▸ **EXERCISE**
Find and copy every line in the records that includes the string "this".

▸ **RAW RECORDS**

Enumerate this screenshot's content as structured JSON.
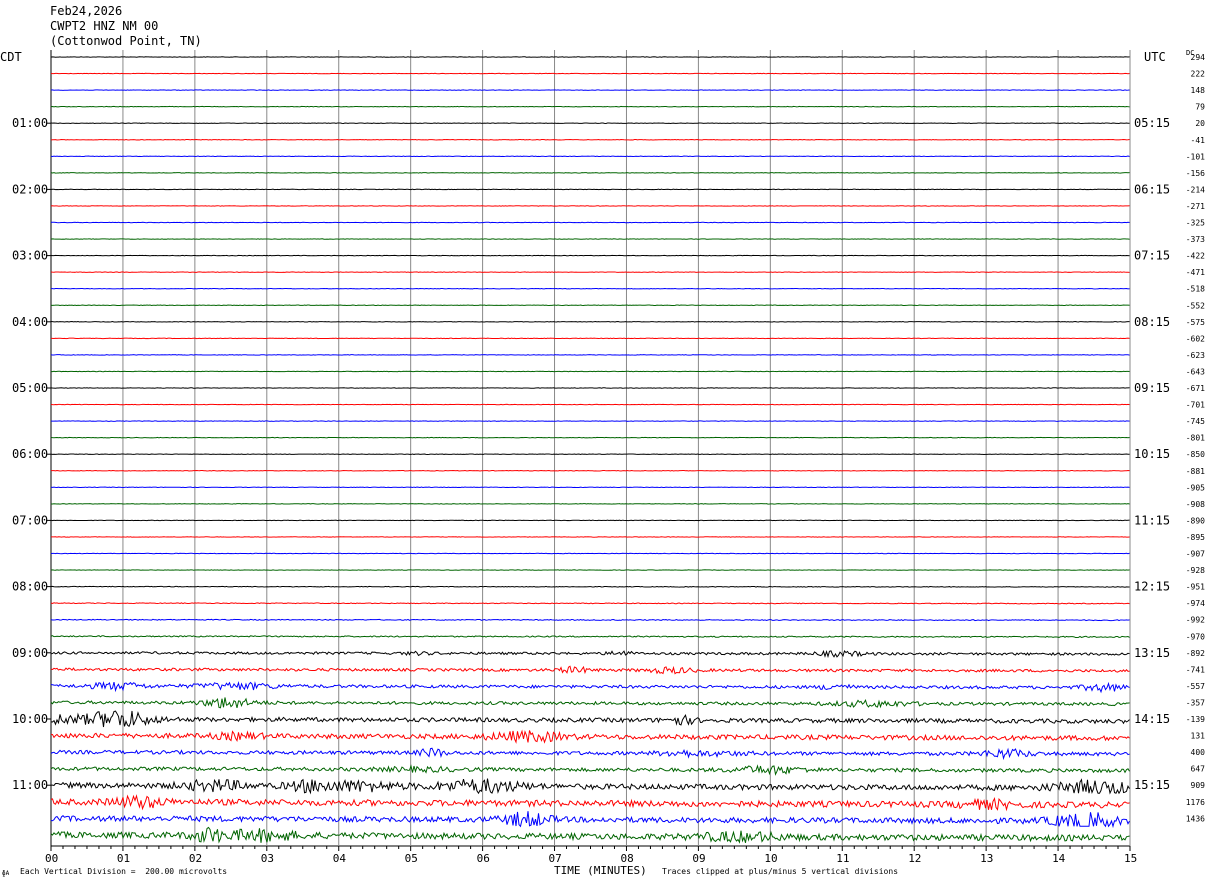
--
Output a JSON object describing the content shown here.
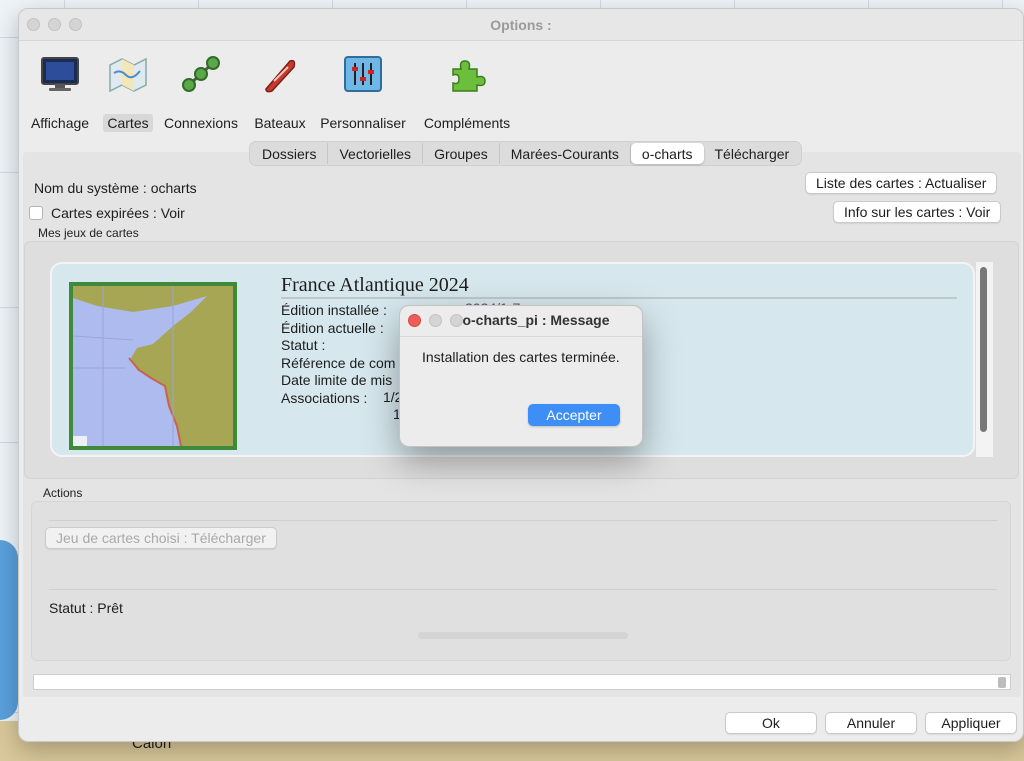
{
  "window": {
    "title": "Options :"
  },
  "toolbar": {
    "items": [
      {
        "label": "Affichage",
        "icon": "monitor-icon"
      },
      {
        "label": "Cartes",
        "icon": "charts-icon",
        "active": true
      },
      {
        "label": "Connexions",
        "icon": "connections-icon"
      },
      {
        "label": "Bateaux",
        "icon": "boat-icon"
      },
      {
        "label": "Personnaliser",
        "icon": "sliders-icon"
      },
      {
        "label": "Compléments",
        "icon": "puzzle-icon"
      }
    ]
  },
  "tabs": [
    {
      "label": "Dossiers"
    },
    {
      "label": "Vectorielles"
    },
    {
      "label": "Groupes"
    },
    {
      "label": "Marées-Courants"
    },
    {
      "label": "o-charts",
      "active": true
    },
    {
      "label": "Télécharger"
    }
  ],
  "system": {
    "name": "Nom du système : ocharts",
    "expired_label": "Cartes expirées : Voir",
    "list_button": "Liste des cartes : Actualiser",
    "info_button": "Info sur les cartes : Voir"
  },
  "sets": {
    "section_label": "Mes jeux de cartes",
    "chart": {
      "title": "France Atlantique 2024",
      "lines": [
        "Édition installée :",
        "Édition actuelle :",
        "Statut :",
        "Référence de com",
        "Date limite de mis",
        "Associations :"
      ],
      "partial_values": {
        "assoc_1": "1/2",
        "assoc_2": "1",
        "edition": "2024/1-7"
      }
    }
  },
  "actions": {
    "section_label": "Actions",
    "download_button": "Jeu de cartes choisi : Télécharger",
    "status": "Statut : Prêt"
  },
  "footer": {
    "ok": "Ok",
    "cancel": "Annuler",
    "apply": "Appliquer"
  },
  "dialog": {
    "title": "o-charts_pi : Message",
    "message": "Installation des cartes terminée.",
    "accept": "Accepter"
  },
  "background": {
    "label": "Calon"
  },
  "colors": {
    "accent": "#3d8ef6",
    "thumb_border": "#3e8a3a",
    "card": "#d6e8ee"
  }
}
--
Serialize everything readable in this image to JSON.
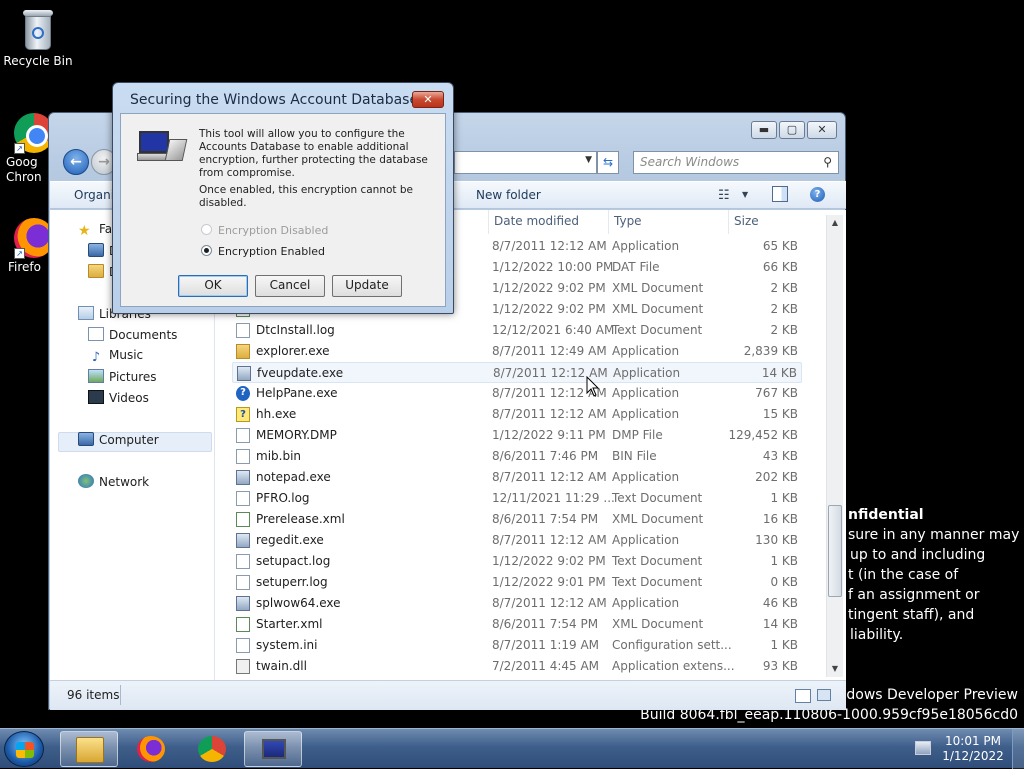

▸ **IN RESPONSE**
Enumerate this screenshot's content as structured JSON.
Serialize everything readable in this image to JSON.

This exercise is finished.